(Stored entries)
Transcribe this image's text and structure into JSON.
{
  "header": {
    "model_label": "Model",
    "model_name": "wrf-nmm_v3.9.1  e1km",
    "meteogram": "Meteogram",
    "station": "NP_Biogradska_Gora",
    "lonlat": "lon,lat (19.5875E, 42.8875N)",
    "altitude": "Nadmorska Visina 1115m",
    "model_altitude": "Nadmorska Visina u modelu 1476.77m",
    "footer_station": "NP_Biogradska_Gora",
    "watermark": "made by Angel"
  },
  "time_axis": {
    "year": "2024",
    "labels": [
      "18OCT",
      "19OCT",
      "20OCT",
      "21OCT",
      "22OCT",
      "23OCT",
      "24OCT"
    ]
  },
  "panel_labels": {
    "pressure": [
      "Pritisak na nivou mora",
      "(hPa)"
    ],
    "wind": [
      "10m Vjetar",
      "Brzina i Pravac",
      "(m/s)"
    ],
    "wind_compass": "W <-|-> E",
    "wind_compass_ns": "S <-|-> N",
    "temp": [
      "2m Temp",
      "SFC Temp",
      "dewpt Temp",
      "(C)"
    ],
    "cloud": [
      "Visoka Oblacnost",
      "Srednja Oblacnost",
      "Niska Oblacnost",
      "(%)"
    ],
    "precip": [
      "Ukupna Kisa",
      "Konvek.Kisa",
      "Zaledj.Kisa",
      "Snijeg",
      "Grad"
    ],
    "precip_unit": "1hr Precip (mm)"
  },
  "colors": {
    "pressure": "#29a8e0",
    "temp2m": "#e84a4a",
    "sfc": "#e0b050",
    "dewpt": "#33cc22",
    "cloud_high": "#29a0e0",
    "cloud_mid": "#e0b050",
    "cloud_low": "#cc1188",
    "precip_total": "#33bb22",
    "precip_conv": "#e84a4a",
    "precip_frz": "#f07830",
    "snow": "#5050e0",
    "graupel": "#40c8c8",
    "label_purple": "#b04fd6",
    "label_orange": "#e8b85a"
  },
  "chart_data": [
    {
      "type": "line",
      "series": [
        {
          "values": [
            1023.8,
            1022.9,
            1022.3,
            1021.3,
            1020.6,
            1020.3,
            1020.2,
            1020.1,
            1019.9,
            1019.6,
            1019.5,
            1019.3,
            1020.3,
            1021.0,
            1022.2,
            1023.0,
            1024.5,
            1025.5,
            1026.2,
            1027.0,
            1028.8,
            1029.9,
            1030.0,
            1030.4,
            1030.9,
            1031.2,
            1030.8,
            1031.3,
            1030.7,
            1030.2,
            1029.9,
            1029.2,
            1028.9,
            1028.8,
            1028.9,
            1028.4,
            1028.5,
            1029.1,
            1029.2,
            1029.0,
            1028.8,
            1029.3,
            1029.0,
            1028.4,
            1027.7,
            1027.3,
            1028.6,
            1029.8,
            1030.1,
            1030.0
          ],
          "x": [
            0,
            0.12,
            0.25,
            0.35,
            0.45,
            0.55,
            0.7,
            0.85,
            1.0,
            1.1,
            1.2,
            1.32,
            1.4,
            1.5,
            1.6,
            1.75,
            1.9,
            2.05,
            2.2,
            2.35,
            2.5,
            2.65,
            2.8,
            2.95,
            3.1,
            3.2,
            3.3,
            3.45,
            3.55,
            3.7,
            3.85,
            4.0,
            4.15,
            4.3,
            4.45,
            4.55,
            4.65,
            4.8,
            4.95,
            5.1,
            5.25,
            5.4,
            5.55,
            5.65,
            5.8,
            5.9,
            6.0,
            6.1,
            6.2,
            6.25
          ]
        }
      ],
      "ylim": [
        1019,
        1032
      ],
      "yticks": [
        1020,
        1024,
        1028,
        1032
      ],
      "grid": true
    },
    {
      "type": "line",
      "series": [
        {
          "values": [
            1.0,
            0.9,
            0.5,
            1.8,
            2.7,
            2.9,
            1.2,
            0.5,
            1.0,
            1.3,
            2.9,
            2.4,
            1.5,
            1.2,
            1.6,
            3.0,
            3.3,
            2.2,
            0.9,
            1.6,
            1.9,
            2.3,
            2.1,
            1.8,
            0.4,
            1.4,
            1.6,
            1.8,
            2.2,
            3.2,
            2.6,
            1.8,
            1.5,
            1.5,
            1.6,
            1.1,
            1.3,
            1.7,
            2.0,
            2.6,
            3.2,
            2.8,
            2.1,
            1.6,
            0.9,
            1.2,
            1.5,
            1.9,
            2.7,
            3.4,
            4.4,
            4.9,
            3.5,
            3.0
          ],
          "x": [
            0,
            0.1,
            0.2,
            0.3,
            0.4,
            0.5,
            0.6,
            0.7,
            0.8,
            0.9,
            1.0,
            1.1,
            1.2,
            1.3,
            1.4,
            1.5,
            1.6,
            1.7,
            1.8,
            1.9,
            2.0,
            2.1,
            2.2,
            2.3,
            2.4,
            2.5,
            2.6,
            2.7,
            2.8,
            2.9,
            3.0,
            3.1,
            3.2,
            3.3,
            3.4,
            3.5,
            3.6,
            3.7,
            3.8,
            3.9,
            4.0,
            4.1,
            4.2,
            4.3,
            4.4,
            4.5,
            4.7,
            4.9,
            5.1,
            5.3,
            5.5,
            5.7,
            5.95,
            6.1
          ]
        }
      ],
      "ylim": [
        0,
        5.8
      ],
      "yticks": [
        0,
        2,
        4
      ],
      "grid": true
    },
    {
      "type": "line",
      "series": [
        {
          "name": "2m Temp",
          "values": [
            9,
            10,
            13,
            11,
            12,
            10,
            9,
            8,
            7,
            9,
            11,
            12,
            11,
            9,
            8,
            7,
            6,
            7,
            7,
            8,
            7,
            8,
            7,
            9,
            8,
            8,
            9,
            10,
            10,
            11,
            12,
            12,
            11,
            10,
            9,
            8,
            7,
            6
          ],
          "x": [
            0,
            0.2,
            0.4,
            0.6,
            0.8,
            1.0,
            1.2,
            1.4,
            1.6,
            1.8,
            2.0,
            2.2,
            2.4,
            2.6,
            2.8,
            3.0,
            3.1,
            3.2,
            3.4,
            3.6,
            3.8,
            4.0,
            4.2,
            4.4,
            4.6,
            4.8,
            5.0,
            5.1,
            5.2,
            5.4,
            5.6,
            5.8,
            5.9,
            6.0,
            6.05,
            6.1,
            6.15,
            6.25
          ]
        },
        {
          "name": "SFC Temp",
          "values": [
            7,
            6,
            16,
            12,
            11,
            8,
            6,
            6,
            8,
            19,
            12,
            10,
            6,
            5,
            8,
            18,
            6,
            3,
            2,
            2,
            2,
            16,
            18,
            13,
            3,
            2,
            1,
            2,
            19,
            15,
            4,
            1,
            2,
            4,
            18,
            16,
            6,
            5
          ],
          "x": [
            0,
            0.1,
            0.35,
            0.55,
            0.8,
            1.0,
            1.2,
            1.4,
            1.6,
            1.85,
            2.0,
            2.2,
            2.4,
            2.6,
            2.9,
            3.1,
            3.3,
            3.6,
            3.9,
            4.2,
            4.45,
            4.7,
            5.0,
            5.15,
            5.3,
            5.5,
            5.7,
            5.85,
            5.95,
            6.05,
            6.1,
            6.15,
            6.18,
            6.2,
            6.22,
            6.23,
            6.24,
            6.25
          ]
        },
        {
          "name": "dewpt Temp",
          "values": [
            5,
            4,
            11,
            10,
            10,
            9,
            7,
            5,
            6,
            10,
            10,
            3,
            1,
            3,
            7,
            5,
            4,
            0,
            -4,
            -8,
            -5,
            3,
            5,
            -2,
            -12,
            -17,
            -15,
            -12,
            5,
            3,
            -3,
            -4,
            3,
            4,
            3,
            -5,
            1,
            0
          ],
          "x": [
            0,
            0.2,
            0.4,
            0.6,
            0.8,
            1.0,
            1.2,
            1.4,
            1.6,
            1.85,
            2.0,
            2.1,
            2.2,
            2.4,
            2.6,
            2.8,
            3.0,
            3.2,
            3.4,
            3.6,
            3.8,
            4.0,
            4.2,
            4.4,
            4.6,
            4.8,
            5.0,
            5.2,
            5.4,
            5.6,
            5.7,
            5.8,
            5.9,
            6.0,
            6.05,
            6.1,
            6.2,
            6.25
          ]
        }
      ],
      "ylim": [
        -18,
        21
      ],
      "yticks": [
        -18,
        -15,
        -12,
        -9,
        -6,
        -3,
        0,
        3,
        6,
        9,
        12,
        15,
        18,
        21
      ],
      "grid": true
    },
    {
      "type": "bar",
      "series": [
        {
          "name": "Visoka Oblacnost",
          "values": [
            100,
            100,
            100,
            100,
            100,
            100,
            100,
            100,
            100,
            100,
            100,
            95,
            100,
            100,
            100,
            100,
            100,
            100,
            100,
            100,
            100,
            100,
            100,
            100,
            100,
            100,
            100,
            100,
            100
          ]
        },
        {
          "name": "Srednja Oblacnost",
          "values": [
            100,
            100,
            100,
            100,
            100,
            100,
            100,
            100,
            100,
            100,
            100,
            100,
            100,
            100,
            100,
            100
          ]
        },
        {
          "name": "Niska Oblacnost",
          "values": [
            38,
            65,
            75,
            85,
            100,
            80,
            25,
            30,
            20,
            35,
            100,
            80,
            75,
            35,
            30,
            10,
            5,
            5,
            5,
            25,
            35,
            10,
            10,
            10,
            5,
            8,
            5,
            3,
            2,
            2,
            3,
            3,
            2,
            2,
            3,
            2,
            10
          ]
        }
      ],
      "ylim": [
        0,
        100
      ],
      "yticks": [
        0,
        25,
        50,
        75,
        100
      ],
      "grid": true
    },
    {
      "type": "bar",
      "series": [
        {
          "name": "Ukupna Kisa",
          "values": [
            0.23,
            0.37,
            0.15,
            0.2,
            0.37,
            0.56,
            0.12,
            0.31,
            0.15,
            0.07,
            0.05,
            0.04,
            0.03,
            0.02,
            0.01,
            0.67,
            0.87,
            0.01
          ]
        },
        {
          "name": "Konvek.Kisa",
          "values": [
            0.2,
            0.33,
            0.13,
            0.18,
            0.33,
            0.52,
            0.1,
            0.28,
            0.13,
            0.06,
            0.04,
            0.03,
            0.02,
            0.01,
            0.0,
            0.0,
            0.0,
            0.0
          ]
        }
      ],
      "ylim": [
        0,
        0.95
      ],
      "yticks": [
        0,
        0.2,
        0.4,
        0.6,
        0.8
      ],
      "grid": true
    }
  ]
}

■ **What the task asks**:
Copy each line of the listing that holds the word "dewpt".

■ **The response**:
      "dewpt Temp",
    "dewpt": "#33cc22",
          "name": "dewpt Temp",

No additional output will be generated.